Stated exercise
Restate each line word for word. Leave out every picture.
------ Raw records
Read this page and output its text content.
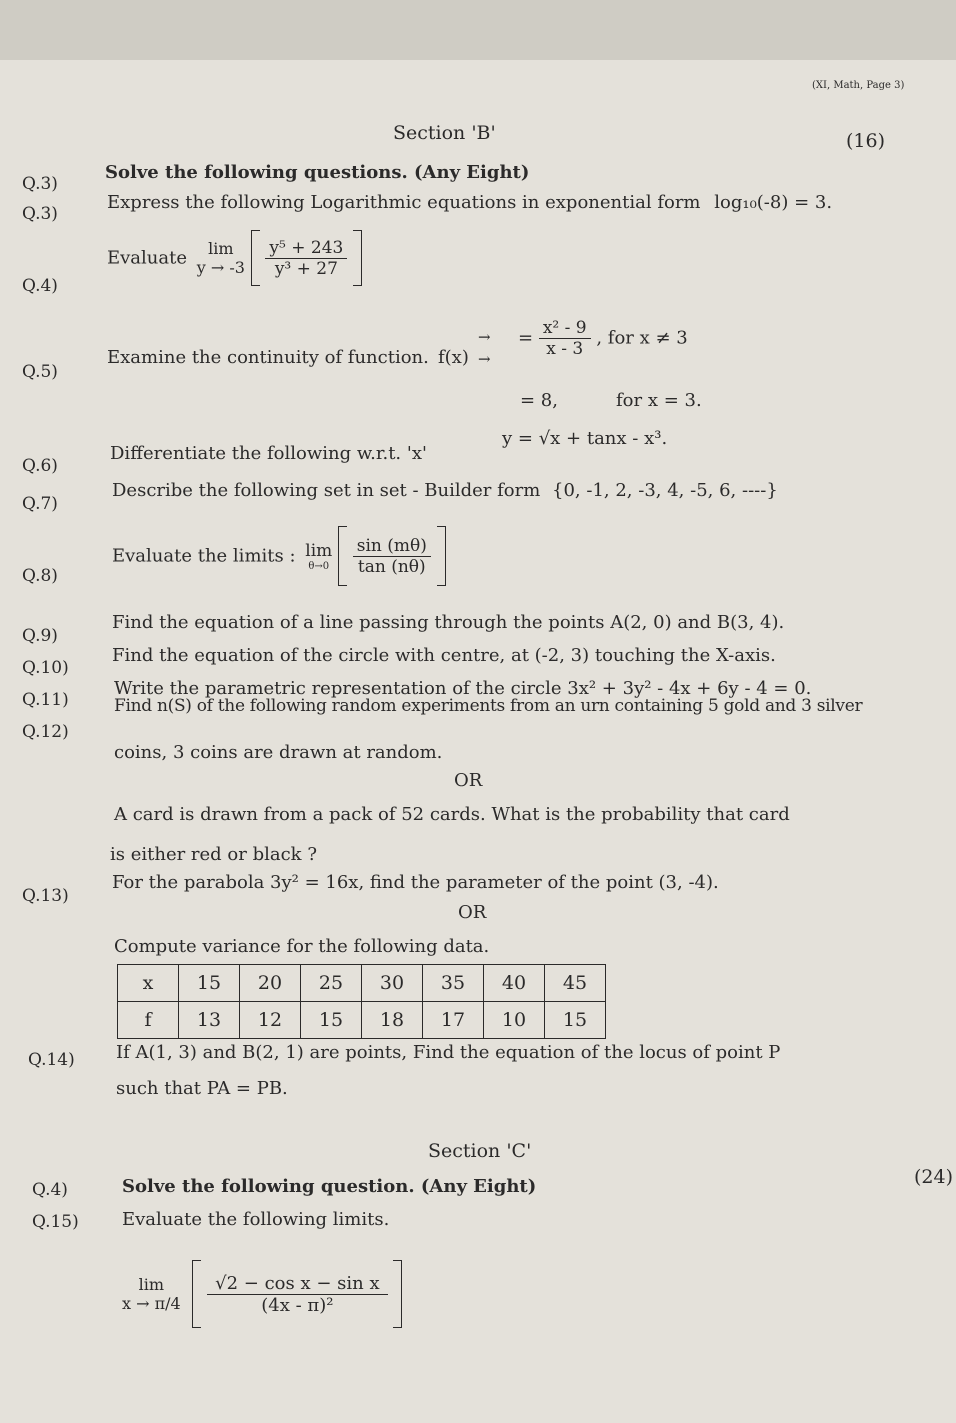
(XI, Math, Page 3)
Section 'B'	(16)
Q.3)
Solve the following questions. (Any Eight)
Q.3)
Express the following Logarithmic equations in exponential form log₁₀(-8) = 3.
Q.4)
Evaluate	lim
y → -3
$\frac{\text{y⁵ + 243}}{\text{y³ + 27}}$

Q.5)
Examine the continuity of function. f(x)
→
→
= $\frac{\text{x² - 9}}{x - 3}$ , for x ≠ 3
= 8,	for x = 3.
Q.6)
Differentiate the following w.r.t. 'x'
y = √x + tanx - x³.
Q.7)
Describe the following set in set - Builder form {0, -1, 2, -3, 4, -5, 6, ----}
Q.8)
Evaluate the limits : lim
θ→0
$\frac{\sin (m\theta)}{\tan (n\theta)}$

Q.9)
Find the equation of a line passing through the points A(2, 0) and B(3, 4).
Q.10)
Find the equation of the circle with centre, at (-2, 3) touching the X-axis.
Q.11)
Write the parametric representation of the circle 3x² + 3y² - 4x + 6y - 4 = 0.
Q.12)
Find n(S) of the following random experiments from an urn containing 5 gold and 3 silver
coins, 3 coins are drawn at random.
OR
A card is drawn from a pack of 52 cards. What is the probability that card
is either red or black ?
Q.13)
For the parabola 3y² = 16x, find the parameter of the point (3, -4).
OR
Compute variance for the following data.
x	15	20	25	30	35	40	45
f	13	12	15	18	17	10	15
Q.14) If A(1, 3) and B(2, 1) are points, Find the equation of the locus of point P
such that PA = PB.
Section 'C'
(24)
Q.4)	Solve the following question. (Any Eight)
Q.15) Evaluate the following limits.
lim
x → π/4
$\frac{\text{√2 − cos x − sin x}}{\text{(4x - π)²}}$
------------
Written answer
Read this page and output its text content.
(XI, Math, Page 3)
Section 'B'	(16)
Q.3)
Solve the following questions. (Any Eight)
Q.3)
Express the following Logarithmic equations in exponential form log₁₀(-8) = 3.
Q.4)
Evaluate	lim
y → -3
$\frac{\text{y⁵ + 243}}{\text{y³ + 27}}$

Q.5)
Examine the continuity of function. f(x)
→
→
= $\frac{\text{x² - 9}}{x - 3}$ , for x ≠ 3
= 8,	for x = 3.
Q.6)
Differentiate the following w.r.t. 'x'
y = √x + tanx - x³.
Q.7)
Describe the following set in set - Builder form {0, -1, 2, -3, 4, -5, 6, ----}
Q.8)
Evaluate the limits : lim
θ→0
$\frac{\sin (m\theta)}{\tan (n\theta)}$

Q.9)
Find the equation of a line passing through the points A(2, 0) and B(3, 4).
Q.10)
Find the equation of the circle with centre, at (-2, 3) touching the X-axis.
Q.11)
Write the parametric representation of the circle 3x² + 3y² - 4x + 6y - 4 = 0.
Q.12)
Find n(S) of the following random experiments from an urn containing 5 gold and 3 silver
coins, 3 coins are drawn at random.
OR
A card is drawn from a pack of 52 cards. What is the probability that card
is either red or black ?
Q.13)
For the parabola 3y² = 16x, find the parameter of the point (3, -4).
OR
Compute variance for the following data.
x	15	20	25	30	35	40	45
f	13	12	15	18	17	10	15
Q.14) If A(1, 3) and B(2, 1) are points, Find the equation of the locus of point P
such that PA = PB.
Section 'C'
(24)
Q.4)	Solve the following question. (Any Eight)
Q.15) Evaluate the following limits.
lim
x → π/4
$\frac{\text{√2 − cos x − sin x}}{\text{(4x - π)²}}$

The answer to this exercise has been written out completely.